* TASK
Restate the data exactly as given and keep the pictures out.

Source records:
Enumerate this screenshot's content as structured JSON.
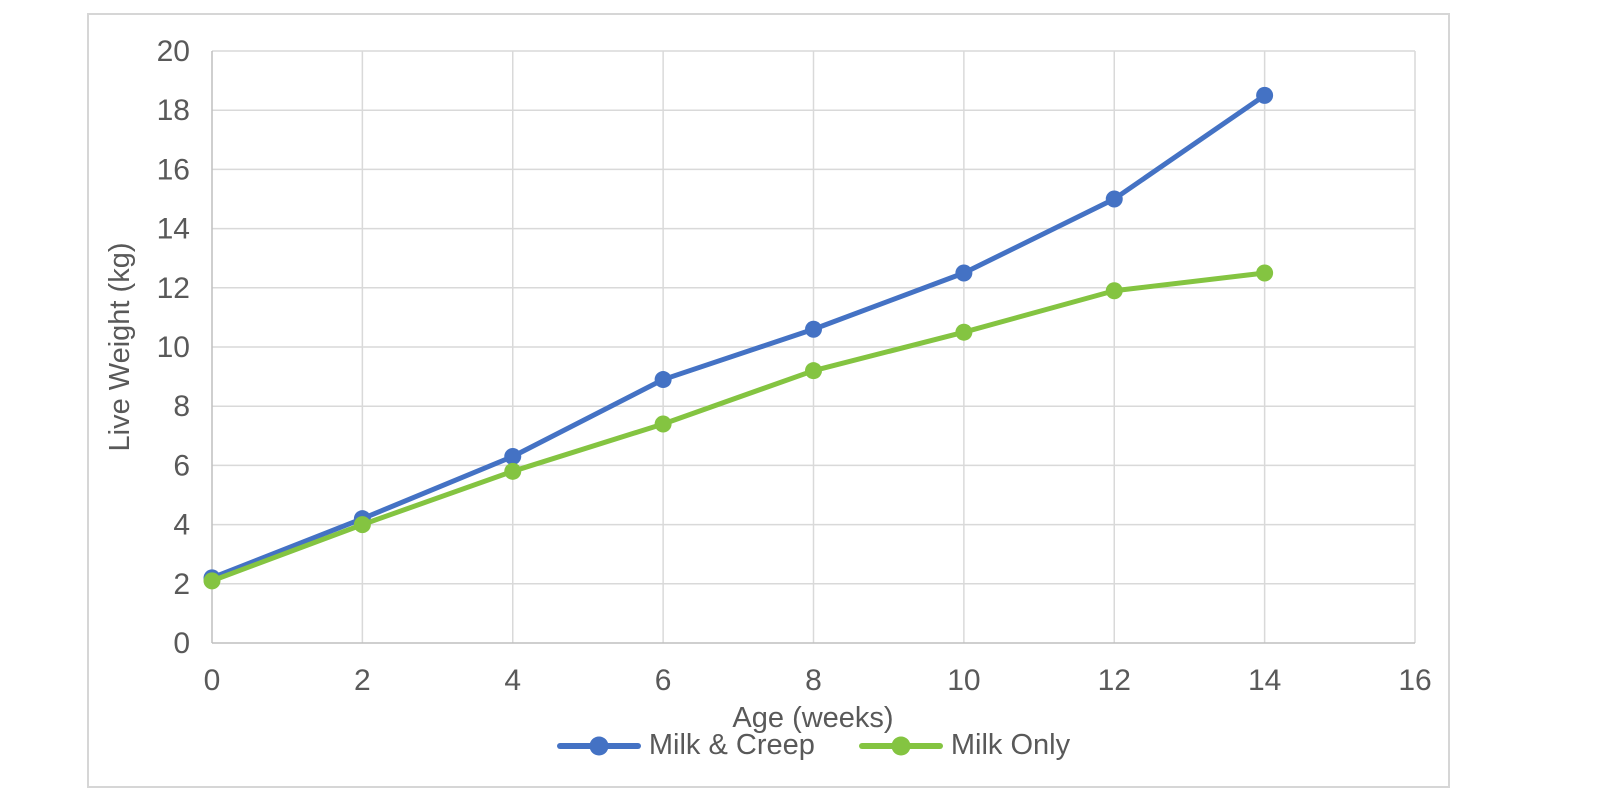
{
  "chart_data": {
    "type": "line",
    "title": "",
    "xlabel": "Age (weeks)",
    "ylabel": "Live Weight (kg)",
    "x": [
      0,
      2,
      4,
      6,
      8,
      10,
      12,
      14
    ],
    "series": [
      {
        "name": "Milk & Creep",
        "color": "#4472C4",
        "marker": "circle",
        "values": [
          2.2,
          4.2,
          6.3,
          8.9,
          10.6,
          12.5,
          15.0,
          18.5
        ]
      },
      {
        "name": "Milk Only",
        "color": "#84C441",
        "marker": "circle",
        "values": [
          2.1,
          4.0,
          5.8,
          7.4,
          9.2,
          10.5,
          11.9,
          12.5
        ]
      }
    ],
    "xlim": [
      0,
      16
    ],
    "ylim": [
      0,
      20
    ],
    "xticks": [
      0,
      2,
      4,
      6,
      8,
      10,
      12,
      14,
      16
    ],
    "yticks": [
      0,
      2,
      4,
      6,
      8,
      10,
      12,
      14,
      16,
      18,
      20
    ],
    "grid": true,
    "legend_position": "bottom-center",
    "colors": {
      "gridline": "#D9D9D9",
      "axis_line": "#BFBFBF",
      "tick_text": "#595959",
      "card_border": "#D6D6D6",
      "plot_background": "#FFFFFF"
    }
  }
}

* RESPONSE FOR THIS EXERCISE
Enumerate this screenshot's content as structured JSON.
{
  "chart_data": {
    "type": "line",
    "title": "",
    "xlabel": "Age (weeks)",
    "ylabel": "Live Weight (kg)",
    "x": [
      0,
      2,
      4,
      6,
      8,
      10,
      12,
      14
    ],
    "series": [
      {
        "name": "Milk & Creep",
        "color": "#4472C4",
        "marker": "circle",
        "values": [
          2.2,
          4.2,
          6.3,
          8.9,
          10.6,
          12.5,
          15.0,
          18.5
        ]
      },
      {
        "name": "Milk Only",
        "color": "#84C441",
        "marker": "circle",
        "values": [
          2.1,
          4.0,
          5.8,
          7.4,
          9.2,
          10.5,
          11.9,
          12.5
        ]
      }
    ],
    "xlim": [
      0,
      16
    ],
    "ylim": [
      0,
      20
    ],
    "xticks": [
      0,
      2,
      4,
      6,
      8,
      10,
      12,
      14,
      16
    ],
    "yticks": [
      0,
      2,
      4,
      6,
      8,
      10,
      12,
      14,
      16,
      18,
      20
    ],
    "grid": true,
    "legend_position": "bottom-center",
    "colors": {
      "gridline": "#D9D9D9",
      "axis_line": "#BFBFBF",
      "tick_text": "#595959",
      "card_border": "#D6D6D6",
      "plot_background": "#FFFFFF"
    }
  }
}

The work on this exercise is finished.